DATASET EXCERPTS:
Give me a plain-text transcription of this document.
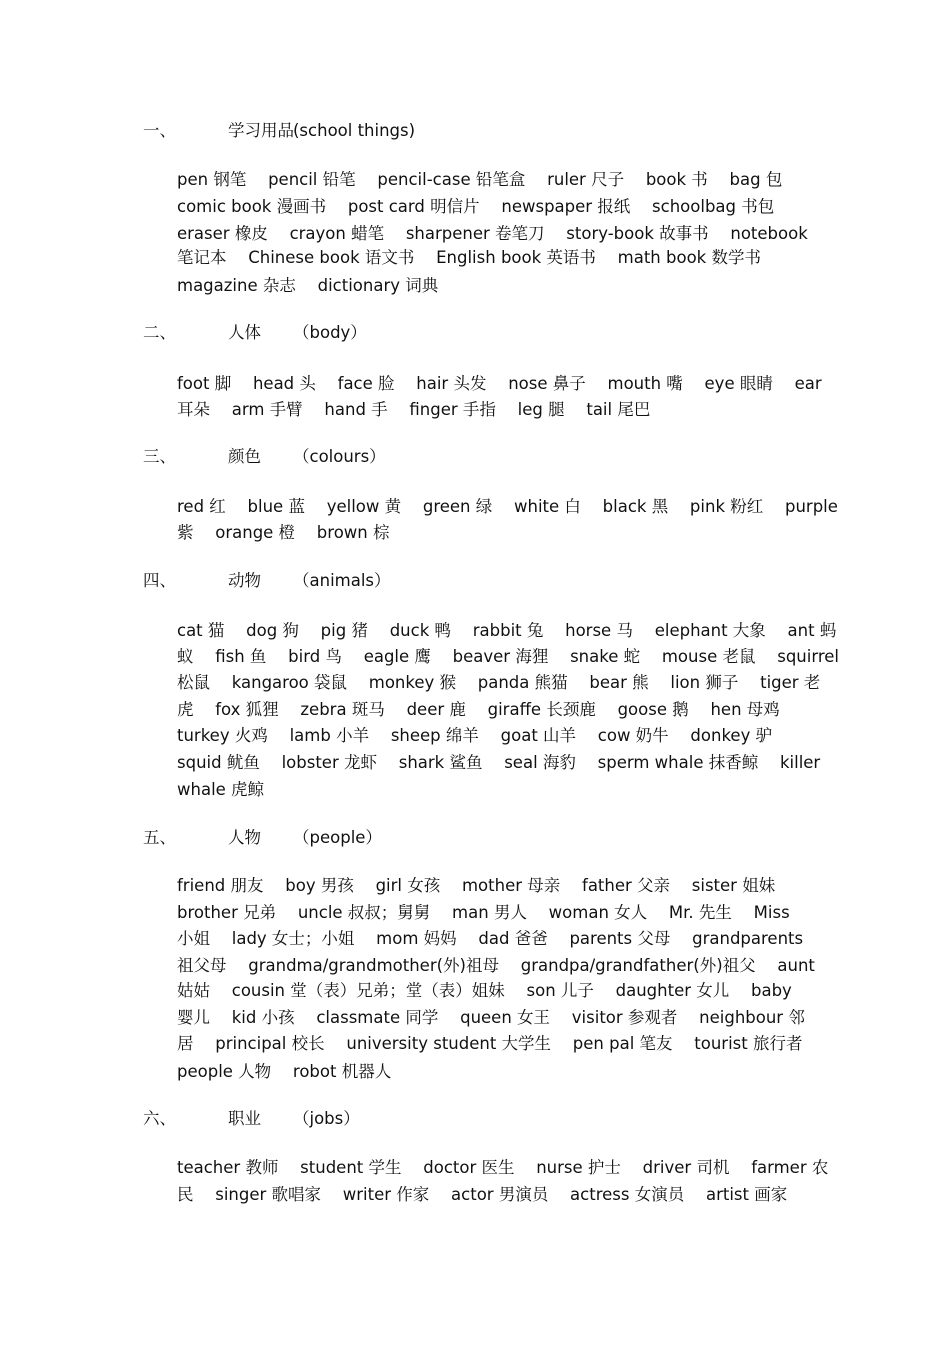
一、	学习用品 (school things)
pen 钢笔　 pencil 铅笔　 pencil-case 铅笔盒　 ruler 尺子　 book 书　 bag 包
comic book 漫画书　 post card 明信片　 newspaper 报纸　 schoolbag 书包
eraser 橡皮　 crayon 蜡笔　 sharpener 卷笔刀　 story-book 故事书　 notebook
笔记本　 Chinese book 语文书　 English book 英语书　 math book 数学书
magazine 杂志　 dictionary 词典
二、	人体 （body）
foot 脚　 head 头　 face 脸　 hair 头发　 nose 鼻子　 mouth 嘴　 eye 眼睛　 ear
耳朵　 arm 手臂　 hand 手　 finger 手指　 leg 腿　 tail 尾巴
三、	颜色 （colours）
red 红　 blue 蓝　 yellow 黄　 green 绿　 white 白　 black 黑　 pink 粉红　 purple
紫　 orange 橙　 brown 棕
四、	动物 （animals）
cat 猫　 dog 狗　 pig 猪　 duck 鸭　 rabbit 兔　 horse 马　 elephant 大象　 ant 蚂
蚁　 fish 鱼　 bird 鸟　 eagle 鹰　 beaver 海狸　 snake 蛇　 mouse 老鼠　 squirrel
松鼠　 kangaroo 袋鼠　 monkey 猴　 panda 熊猫　 bear 熊　 lion 狮子　 tiger 老
虎　 fox 狐狸　 zebra 斑马　 deer 鹿　 giraffe 长颈鹿　 goose 鹅　 hen 母鸡
turkey 火鸡　 lamb 小羊　 sheep 绵羊　 goat 山羊　 cow 奶牛　 donkey 驴
squid 鱿鱼　 lobster 龙虾　 shark 鲨鱼　 seal 海豹　 sperm whale 抹香鲸　 killer
whale 虎鲸
五、	人物 （people）
friend 朋友　 boy 男孩　 girl 女孩　 mother 母亲　 father 父亲　 sister 姐妹
brother 兄弟　 uncle 叔叔；舅舅　 man 男人　 woman 女人　 Mr. 先生　 Miss
小姐　 lady 女士；小姐　 mom 妈妈　 dad 爸爸　 parents 父母　 grandparents
祖父母　 grandma/grandmother(外)祖母　 grandpa/grandfather(外)祖父　 aunt
姑姑　 cousin 堂（表）兄弟；堂（表）姐妹　 son 儿子　 daughter 女儿　 baby
婴儿　 kid 小孩　 classmate 同学　 queen 女王　 visitor 参观者　 neighbour 邻
居　 principal 校长　 university student 大学生　 pen pal 笔友　 tourist 旅行者
people 人物　 robot 机器人
六、	职业 （jobs）
teacher 教师　 student 学生　 doctor 医生　 nurse 护士　 driver 司机　 farmer 农
民　 singer 歌唱家　 writer 作家　 actor 男演员　 actress 女演员　 artist 画家
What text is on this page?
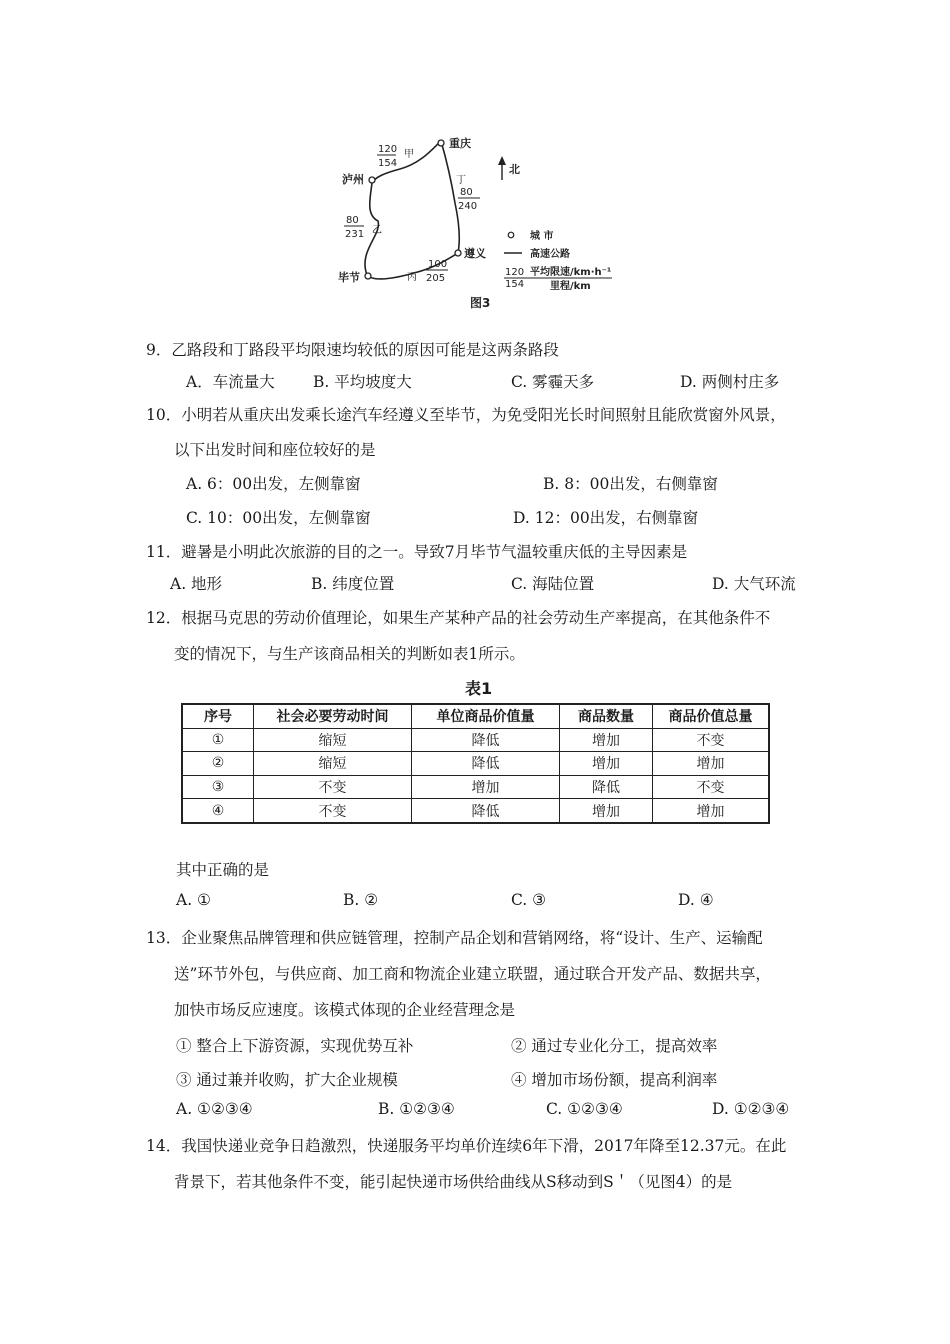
重庆
泸州
遵义
毕节
120
154
甲
80
231 乙
丁
80
240
丙
100
205
北
城 市
高速公路
120
154
平均限速/km·h⁻¹
里程/km
图3
9．乙路段和丁路段平均限速均较低的原因可能是这两条路段
A．车流量大 B. 平均坡度大	C. 雾霾天多	D. 两侧村庄多
10．小明若从重庆出发乘长途汽车经遵义至毕节，为免受阳光长时间照射且能欣赏窗外风景，
以下出发时间和座位较好的是
A. 6：00出发，左侧靠窗	B. 8：00出发，右侧靠窗
C. 10：00出发，左侧靠窗	D. 12：00出发，右侧靠窗
11．避暑是小明此次旅游的目的之一。导致7月毕节气温较重庆低的主导因素是
A. 地形	B. 纬度位置	C. 海陆位置	D. 大气环流
12．根据马克思的劳动价值理论，如果生产某种产品的社会劳动生产率提高，在其他条件不
变的情况下，与生产该商品相关的判断如表1所示。
表1
序号	社会必要劳动时间	单位商品价值量	商品数量	商品价值总量
①	缩短	降低	增加	不变
②	缩短	降低	增加	增加
③	不变	增加	降低	不变
④	不变	降低	增加	增加
其中正确的是
A. ①	B. ②	C. ③	D. ④
13．企业聚焦品牌管理和供应链管理，控制产品企划和营销网络，将“设计、生产、运输配
送”环节外包，与供应商、加工商和物流企业建立联盟，通过联合开发产品、数据共享，
加快市场反应速度。该模式体现的企业经营理念是
① 整合上下游资源，实现优势互补	② 通过专业化分工，提高效率
③ 通过兼并收购，扩大企业规模	④ 增加市场份额，提高利润率
A. ①②③④	B. ①②③④	C. ①②③④	D. ①②③④
14．我国快递业竞争日趋激烈，快递服务平均单价连续6年下滑，2017年降至12.37元。在此
背景下，若其他条件不变，能引起快递市场供给曲线从S移动到S＇（见图4）的是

WHAT TO PRODUCE: Reproduce the data above in full, exactly as it is, with the pictures left out.

TASK OUTPUT:
Give me a plain-text transcription of this document.
一、	学习用品 (school things)
pen 钢笔　 pencil 铅笔　 pencil-case 铅笔盒　 ruler 尺子　 book 书　 bag 包
comic book 漫画书　 post card 明信片　 newspaper 报纸　 schoolbag 书包
eraser 橡皮　 crayon 蜡笔　 sharpener 卷笔刀　 story-book 故事书　 notebook
笔记本　 Chinese book 语文书　 English book 英语书　 math book 数学书
magazine 杂志　 dictionary 词典
二、	人体 （body）
foot 脚　 head 头　 face 脸　 hair 头发　 nose 鼻子　 mouth 嘴　 eye 眼睛　 ear
耳朵　 arm 手臂　 hand 手　 finger 手指　 leg 腿　 tail 尾巴
三、	颜色 （colours）
red 红　 blue 蓝　 yellow 黄　 green 绿　 white 白　 black 黑　 pink 粉红　 purple
紫　 orange 橙　 brown 棕
四、	动物 （animals）
cat 猫　 dog 狗　 pig 猪　 duck 鸭　 rabbit 兔　 horse 马　 elephant 大象　 ant 蚂
蚁　 fish 鱼　 bird 鸟　 eagle 鹰　 beaver 海狸　 snake 蛇　 mouse 老鼠　 squirrel
松鼠　 kangaroo 袋鼠　 monkey 猴　 panda 熊猫　 bear 熊　 lion 狮子　 tiger 老
虎　 fox 狐狸　 zebra 斑马　 deer 鹿　 giraffe 长颈鹿　 goose 鹅　 hen 母鸡
turkey 火鸡　 lamb 小羊　 sheep 绵羊　 goat 山羊　 cow 奶牛　 donkey 驴
squid 鱿鱼　 lobster 龙虾　 shark 鲨鱼　 seal 海豹　 sperm whale 抹香鲸　 killer
whale 虎鲸
五、	人物 （people）
friend 朋友　 boy 男孩　 girl 女孩　 mother 母亲　 father 父亲　 sister 姐妹
brother 兄弟　 uncle 叔叔；舅舅　 man 男人　 woman 女人　 Mr. 先生　 Miss
小姐　 lady 女士；小姐　 mom 妈妈　 dad 爸爸　 parents 父母　 grandparents
祖父母　 grandma/grandmother(外)祖母　 grandpa/grandfather(外)祖父　 aunt
姑姑　 cousin 堂（表）兄弟；堂（表）姐妹　 son 儿子　 daughter 女儿　 baby
婴儿　 kid 小孩　 classmate 同学　 queen 女王　 visitor 参观者　 neighbour 邻
居　 principal 校长　 university student 大学生　 pen pal 笔友　 tourist 旅行者
people 人物　 robot 机器人
六、	职业 （jobs）
teacher 教师　 student 学生　 doctor 医生　 nurse 护士　 driver 司机　 farmer 农
民　 singer 歌唱家　 writer 作家　 actor 男演员　 actress 女演员　 artist 画家
What text is on this page?
重庆
泸州
遵义
毕节
120
154
甲
80
231 乙
丁
80
240
丙
100
205
北
城 市
高速公路
120
154
平均限速/km·h⁻¹
里程/km
图3
9．乙路段和丁路段平均限速均较低的原因可能是这两条路段
A．车流量大 B. 平均坡度大	C. 雾霾天多	D. 两侧村庄多
10．小明若从重庆出发乘长途汽车经遵义至毕节，为免受阳光长时间照射且能欣赏窗外风景，
以下出发时间和座位较好的是
A. 6：00出发，左侧靠窗	B. 8：00出发，右侧靠窗
C. 10：00出发，左侧靠窗	D. 12：00出发，右侧靠窗
11．避暑是小明此次旅游的目的之一。导致7月毕节气温较重庆低的主导因素是
A. 地形	B. 纬度位置	C. 海陆位置	D. 大气环流
12．根据马克思的劳动价值理论，如果生产某种产品的社会劳动生产率提高，在其他条件不
变的情况下，与生产该商品相关的判断如表1所示。
表1
序号	社会必要劳动时间	单位商品价值量	商品数量	商品价值总量
①	缩短	降低	增加	不变
②	缩短	降低	增加	增加
③	不变	增加	降低	不变
④	不变	降低	增加	增加
其中正确的是
A. ①	B. ②	C. ③	D. ④
13．企业聚焦品牌管理和供应链管理，控制产品企划和营销网络，将“设计、生产、运输配
送”环节外包，与供应商、加工商和物流企业建立联盟，通过联合开发产品、数据共享，
加快市场反应速度。该模式体现的企业经营理念是
① 整合上下游资源，实现优势互补	② 通过专业化分工，提高效率
③ 通过兼并收购，扩大企业规模	④ 增加市场份额，提高利润率
A. ①②③④	B. ①②③④	C. ①②③④	D. ①②③④
14．我国快递业竞争日趋激烈，快递服务平均单价连续6年下滑，2017年降至12.37元。在此
背景下，若其他条件不变，能引起快递市场供给曲线从S移动到S＇（见图4）的是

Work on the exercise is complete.